Problem - Write out all the entries word for word and omit any pictures.

..............................

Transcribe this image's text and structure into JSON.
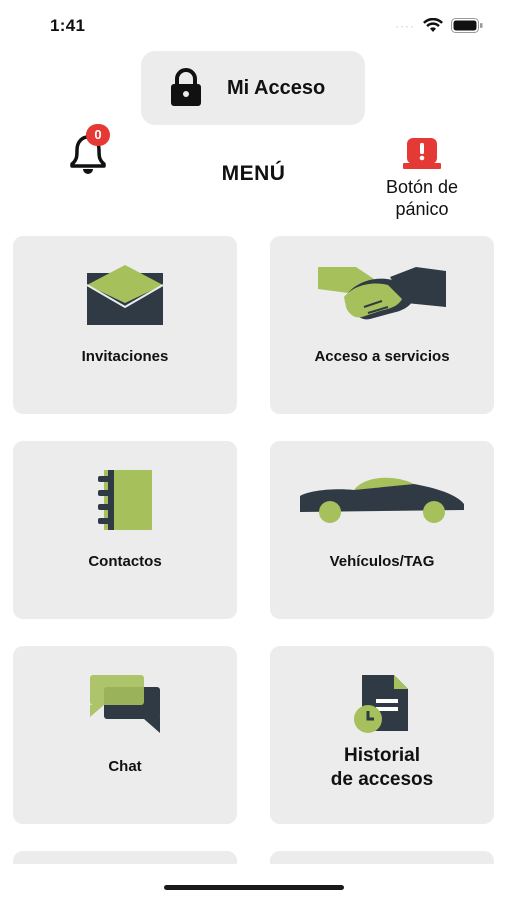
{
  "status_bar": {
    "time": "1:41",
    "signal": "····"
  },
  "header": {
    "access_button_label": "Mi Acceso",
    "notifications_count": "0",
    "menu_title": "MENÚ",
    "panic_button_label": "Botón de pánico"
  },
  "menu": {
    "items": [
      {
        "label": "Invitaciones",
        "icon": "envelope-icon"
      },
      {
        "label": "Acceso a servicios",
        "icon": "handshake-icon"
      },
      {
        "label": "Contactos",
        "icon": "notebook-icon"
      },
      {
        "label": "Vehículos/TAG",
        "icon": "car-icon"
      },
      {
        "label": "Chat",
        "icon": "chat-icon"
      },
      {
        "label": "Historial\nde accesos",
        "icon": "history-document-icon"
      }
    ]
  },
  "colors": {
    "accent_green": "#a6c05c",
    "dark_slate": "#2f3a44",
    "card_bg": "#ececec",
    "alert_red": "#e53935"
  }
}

..............................

Final result -
Transcribe this image's text and structure into JSON.
{
  "status_bar": {
    "time": "1:41",
    "signal": "····"
  },
  "header": {
    "access_button_label": "Mi Acceso",
    "notifications_count": "0",
    "menu_title": "MENÚ",
    "panic_button_label": "Botón de pánico"
  },
  "menu": {
    "items": [
      {
        "label": "Invitaciones",
        "icon": "envelope-icon"
      },
      {
        "label": "Acceso a servicios",
        "icon": "handshake-icon"
      },
      {
        "label": "Contactos",
        "icon": "notebook-icon"
      },
      {
        "label": "Vehículos/TAG",
        "icon": "car-icon"
      },
      {
        "label": "Chat",
        "icon": "chat-icon"
      },
      {
        "label": "Historial\nde accesos",
        "icon": "history-document-icon"
      }
    ]
  },
  "colors": {
    "accent_green": "#a6c05c",
    "dark_slate": "#2f3a44",
    "card_bg": "#ececec",
    "alert_red": "#e53935"
  }
}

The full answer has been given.